-- begin Available data --
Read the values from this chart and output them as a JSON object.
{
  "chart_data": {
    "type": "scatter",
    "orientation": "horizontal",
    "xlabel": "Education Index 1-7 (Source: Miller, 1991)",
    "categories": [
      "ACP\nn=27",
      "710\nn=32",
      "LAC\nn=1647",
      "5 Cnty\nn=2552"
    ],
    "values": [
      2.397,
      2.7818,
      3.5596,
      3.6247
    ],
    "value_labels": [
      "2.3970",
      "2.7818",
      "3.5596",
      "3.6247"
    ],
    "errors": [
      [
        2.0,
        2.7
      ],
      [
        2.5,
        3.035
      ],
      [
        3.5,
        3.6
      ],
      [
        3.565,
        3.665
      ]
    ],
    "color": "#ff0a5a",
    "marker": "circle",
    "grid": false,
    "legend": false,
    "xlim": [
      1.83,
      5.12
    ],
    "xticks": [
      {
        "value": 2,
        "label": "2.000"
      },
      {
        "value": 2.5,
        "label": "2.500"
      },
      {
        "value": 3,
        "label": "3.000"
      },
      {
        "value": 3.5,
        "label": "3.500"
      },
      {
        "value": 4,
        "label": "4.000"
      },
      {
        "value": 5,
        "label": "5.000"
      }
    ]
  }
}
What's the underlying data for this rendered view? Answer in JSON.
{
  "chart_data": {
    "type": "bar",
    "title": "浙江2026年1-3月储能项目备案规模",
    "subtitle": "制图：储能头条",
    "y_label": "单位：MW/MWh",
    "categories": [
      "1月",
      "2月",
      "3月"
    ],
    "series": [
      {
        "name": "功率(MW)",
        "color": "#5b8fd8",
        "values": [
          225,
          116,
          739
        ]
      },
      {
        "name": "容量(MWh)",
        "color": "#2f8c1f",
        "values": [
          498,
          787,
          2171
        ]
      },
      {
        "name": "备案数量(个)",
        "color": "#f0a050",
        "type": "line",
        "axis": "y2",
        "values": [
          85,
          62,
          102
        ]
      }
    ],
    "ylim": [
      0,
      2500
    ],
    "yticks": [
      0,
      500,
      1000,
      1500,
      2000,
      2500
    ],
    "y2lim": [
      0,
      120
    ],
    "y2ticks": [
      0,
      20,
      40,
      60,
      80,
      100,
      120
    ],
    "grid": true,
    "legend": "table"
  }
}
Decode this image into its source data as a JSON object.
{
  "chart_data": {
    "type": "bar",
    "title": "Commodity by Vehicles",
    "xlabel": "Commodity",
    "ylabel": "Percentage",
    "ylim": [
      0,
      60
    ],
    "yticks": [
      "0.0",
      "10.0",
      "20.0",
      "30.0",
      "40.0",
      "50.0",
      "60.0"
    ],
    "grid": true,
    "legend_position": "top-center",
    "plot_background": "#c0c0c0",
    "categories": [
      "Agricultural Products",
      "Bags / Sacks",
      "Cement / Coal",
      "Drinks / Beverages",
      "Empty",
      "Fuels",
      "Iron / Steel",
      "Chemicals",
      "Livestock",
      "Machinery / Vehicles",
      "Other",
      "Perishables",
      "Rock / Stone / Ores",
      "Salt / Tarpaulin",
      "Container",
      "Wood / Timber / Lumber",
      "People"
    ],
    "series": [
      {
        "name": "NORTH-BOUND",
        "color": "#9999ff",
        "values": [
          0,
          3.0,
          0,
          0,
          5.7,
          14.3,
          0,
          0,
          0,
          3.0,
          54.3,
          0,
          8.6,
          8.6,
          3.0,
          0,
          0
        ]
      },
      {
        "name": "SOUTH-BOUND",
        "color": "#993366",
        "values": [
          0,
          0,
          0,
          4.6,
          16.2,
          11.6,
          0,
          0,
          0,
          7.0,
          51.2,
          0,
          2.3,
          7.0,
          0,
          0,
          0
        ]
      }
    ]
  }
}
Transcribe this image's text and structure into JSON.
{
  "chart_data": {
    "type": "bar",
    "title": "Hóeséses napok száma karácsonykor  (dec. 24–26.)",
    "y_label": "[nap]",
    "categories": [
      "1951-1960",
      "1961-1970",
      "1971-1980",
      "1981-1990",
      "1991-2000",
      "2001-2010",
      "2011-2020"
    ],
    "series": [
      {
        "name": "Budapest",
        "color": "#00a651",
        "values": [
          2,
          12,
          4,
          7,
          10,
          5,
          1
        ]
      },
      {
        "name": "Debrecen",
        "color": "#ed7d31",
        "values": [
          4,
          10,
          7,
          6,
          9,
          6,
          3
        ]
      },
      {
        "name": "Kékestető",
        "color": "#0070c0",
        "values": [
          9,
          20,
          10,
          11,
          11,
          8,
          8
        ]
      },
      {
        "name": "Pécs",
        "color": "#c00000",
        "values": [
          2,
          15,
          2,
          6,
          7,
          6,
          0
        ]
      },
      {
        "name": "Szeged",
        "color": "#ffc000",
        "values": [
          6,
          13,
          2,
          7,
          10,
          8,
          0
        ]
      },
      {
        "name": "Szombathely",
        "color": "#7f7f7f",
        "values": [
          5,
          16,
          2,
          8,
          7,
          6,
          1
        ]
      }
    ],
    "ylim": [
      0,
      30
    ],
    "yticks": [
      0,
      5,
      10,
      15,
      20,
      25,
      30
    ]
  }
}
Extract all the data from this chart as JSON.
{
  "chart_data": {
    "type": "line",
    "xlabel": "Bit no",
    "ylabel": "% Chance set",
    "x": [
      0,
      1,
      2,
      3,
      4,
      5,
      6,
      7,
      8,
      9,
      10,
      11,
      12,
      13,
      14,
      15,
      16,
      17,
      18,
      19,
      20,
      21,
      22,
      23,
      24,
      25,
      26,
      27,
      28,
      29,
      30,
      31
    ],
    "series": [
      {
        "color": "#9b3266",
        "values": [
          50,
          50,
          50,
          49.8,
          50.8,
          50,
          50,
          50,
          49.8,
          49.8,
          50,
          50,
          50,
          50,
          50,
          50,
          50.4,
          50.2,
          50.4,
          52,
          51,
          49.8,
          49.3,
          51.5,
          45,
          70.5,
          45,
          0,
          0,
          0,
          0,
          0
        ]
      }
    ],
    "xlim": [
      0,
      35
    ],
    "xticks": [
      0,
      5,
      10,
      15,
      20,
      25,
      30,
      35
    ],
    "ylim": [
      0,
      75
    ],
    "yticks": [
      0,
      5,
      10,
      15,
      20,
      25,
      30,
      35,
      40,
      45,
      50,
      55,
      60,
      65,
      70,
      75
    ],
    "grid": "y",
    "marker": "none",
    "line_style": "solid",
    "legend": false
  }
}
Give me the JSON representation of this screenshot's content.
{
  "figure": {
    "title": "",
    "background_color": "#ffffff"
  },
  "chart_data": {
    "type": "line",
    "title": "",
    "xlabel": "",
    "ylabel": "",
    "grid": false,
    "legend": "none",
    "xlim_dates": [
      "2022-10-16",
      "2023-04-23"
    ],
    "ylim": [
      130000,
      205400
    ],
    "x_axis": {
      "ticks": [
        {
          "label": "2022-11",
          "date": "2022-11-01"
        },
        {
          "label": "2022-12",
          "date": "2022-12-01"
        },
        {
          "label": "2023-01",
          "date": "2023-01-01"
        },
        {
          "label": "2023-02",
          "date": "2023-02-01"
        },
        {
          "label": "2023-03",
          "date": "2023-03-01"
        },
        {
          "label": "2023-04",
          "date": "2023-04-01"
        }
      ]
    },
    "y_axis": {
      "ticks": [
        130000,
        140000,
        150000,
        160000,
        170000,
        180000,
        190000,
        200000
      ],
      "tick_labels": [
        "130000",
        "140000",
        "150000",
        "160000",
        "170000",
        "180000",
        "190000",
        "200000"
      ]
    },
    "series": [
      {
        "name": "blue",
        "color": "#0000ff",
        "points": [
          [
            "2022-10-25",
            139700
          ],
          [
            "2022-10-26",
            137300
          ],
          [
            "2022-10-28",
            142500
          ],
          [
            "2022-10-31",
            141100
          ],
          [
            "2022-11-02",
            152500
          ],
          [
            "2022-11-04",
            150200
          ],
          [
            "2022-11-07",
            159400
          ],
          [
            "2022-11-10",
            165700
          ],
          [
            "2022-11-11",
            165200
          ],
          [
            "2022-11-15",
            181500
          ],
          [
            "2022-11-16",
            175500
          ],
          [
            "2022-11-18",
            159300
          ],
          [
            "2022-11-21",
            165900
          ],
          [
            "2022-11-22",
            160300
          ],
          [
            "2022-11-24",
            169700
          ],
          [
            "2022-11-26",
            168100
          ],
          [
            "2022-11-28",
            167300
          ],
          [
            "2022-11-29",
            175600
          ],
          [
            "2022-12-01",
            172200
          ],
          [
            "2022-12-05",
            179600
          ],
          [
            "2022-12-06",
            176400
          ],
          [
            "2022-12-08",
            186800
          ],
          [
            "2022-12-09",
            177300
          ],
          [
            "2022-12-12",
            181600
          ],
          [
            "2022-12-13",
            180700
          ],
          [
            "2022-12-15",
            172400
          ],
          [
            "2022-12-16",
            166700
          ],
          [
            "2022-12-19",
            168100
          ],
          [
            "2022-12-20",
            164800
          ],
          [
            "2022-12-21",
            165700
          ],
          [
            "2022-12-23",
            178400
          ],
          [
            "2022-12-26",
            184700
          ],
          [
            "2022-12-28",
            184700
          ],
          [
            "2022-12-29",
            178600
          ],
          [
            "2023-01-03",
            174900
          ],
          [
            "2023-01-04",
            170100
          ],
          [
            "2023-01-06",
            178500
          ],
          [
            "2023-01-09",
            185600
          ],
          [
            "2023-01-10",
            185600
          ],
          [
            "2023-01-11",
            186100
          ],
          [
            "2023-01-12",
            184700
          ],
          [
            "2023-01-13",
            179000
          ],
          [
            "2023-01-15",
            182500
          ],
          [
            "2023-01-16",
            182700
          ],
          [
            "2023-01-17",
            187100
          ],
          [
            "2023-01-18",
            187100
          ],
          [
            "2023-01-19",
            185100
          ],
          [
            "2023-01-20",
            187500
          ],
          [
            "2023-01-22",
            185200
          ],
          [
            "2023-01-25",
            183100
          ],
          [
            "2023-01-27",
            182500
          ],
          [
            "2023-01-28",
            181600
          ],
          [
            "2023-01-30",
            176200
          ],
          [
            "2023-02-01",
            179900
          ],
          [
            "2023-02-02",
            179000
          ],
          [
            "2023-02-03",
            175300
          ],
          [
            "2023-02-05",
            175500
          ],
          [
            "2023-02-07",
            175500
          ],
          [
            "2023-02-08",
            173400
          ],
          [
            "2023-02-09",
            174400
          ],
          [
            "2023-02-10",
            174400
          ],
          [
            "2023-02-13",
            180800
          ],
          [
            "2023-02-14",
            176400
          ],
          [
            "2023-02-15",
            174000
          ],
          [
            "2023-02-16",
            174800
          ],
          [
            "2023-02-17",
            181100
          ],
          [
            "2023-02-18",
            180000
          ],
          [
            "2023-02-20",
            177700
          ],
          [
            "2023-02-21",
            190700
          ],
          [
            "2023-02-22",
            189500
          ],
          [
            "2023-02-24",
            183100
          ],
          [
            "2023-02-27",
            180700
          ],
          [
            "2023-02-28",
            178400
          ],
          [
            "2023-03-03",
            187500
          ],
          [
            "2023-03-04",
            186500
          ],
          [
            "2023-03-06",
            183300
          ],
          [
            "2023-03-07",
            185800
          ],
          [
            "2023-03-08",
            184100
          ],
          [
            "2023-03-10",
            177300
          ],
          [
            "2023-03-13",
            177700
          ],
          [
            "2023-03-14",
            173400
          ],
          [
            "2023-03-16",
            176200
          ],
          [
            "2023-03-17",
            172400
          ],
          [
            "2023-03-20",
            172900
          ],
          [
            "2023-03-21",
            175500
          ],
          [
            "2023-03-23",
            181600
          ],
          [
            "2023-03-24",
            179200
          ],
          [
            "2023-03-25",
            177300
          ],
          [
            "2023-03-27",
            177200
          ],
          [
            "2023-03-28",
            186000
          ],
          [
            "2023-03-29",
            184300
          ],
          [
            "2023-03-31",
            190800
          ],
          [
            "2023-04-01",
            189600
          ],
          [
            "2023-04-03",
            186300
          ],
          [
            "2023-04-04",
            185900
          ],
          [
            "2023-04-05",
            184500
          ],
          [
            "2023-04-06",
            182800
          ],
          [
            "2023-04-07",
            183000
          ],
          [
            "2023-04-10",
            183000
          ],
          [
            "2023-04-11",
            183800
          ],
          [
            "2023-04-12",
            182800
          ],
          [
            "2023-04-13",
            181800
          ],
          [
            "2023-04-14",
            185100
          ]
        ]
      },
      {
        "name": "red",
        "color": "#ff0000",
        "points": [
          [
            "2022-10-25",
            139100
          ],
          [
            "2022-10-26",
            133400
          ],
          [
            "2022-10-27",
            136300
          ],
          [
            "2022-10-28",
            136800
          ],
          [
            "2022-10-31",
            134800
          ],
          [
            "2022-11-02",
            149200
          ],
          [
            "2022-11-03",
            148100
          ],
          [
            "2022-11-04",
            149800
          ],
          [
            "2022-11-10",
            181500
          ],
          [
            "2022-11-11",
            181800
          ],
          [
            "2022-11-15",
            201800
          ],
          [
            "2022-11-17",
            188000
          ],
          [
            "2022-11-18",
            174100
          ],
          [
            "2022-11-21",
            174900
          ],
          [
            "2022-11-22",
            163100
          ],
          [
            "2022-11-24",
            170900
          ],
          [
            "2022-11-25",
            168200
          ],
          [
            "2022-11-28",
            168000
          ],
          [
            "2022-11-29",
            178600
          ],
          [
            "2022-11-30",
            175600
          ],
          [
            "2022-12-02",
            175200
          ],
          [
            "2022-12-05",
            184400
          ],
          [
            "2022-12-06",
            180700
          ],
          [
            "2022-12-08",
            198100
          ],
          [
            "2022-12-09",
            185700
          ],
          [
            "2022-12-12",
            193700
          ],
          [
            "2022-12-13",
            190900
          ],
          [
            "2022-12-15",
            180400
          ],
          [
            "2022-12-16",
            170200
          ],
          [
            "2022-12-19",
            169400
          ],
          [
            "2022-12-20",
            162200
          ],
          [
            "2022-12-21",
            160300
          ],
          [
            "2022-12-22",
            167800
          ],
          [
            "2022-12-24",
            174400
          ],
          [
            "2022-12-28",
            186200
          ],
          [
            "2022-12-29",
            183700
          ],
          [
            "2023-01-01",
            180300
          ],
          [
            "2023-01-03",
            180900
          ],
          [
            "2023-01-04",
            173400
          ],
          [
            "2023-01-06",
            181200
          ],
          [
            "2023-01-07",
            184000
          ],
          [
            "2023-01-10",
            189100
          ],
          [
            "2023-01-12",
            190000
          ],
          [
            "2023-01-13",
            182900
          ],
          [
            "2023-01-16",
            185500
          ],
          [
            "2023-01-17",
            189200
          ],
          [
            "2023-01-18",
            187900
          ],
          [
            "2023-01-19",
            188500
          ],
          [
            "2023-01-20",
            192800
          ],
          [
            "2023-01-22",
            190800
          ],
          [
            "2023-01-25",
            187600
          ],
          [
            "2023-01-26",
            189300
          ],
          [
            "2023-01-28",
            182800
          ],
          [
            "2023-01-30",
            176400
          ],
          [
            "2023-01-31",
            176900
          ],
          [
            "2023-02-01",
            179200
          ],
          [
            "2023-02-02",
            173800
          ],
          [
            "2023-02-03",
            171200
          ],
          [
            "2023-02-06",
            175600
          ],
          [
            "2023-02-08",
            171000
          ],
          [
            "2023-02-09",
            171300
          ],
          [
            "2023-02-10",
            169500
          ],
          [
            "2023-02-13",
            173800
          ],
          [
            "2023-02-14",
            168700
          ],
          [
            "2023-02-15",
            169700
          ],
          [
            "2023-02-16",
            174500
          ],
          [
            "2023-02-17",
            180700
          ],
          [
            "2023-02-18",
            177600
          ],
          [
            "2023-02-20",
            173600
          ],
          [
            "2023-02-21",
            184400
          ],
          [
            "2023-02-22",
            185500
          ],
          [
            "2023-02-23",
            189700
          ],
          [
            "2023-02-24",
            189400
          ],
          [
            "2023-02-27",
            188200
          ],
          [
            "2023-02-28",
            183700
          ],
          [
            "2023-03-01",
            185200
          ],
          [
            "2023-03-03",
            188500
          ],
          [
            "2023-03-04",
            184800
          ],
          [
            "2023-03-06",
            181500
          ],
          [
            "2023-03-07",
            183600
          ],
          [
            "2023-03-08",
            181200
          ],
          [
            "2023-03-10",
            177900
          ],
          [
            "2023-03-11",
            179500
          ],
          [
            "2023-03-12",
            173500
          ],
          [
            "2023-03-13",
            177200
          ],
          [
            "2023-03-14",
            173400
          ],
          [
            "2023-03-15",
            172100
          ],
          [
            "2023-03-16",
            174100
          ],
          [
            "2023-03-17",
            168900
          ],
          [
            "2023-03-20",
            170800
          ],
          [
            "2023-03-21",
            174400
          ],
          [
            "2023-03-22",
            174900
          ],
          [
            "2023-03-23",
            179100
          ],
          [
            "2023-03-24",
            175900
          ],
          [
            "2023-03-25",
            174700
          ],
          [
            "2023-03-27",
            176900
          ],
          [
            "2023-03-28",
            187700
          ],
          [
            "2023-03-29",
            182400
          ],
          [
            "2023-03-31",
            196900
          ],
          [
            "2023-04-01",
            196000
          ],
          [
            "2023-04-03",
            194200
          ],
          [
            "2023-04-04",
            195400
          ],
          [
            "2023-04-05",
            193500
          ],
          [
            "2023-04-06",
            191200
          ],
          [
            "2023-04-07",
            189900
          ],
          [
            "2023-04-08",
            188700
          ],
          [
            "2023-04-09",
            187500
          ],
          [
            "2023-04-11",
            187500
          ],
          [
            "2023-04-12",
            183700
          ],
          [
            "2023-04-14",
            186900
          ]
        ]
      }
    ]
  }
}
-- end Available data --
- **Set task**
Pick out each line in the material containing "image".

- **Correct response**
Decode this image into its source data as a JSON object.
Transcribe this image's text and structure into JSON.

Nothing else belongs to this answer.